- DIRECTIVE: Please give the listing again in its entirety, exactly as written.

─── RECORDS PROVIDED

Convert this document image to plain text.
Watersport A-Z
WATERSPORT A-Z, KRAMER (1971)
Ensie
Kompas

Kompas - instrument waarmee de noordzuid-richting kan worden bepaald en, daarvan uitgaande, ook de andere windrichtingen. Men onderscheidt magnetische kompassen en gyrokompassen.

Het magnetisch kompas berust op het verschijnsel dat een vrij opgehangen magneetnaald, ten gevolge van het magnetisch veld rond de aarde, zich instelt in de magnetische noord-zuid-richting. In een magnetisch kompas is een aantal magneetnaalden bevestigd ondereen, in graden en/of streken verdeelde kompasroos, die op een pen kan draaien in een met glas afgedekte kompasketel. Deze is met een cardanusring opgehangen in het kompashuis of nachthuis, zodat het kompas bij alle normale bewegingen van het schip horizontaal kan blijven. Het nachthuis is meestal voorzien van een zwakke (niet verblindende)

──────

- RESULT OF THE EXERCISE:
Convert this document image to plain text.
Watersport A-Z
WATERSPORT A-Z, KRAMER (1971)
Ensie
Kompas

Kompas - instrument waarmee de noordzuid-richting kan worden bepaald en, daarvan uitgaande, ook de andere windrichtingen. Men onderscheidt magnetische kompassen en gyrokompassen.

Het magnetisch kompas berust op het verschijnsel dat een vrij opgehangen magneetnaald, ten gevolge van het magnetisch veld rond de aarde, zich instelt in de magnetische noord-zuid-richting. In een magnetisch kompas is een aantal magneetnaalden bevestigd ondereen, in graden en/of streken verdeelde kompasroos, die op een pen kan draaien in een met glas afgedekte kompasketel. Deze is met een cardanusring opgehangen in het kompashuis of nachthuis, zodat het kompas bij alle normale bewegingen van het schip horizontaal kan blijven. Het nachthuis is meestal voorzien van een zwakke (niet verblindende)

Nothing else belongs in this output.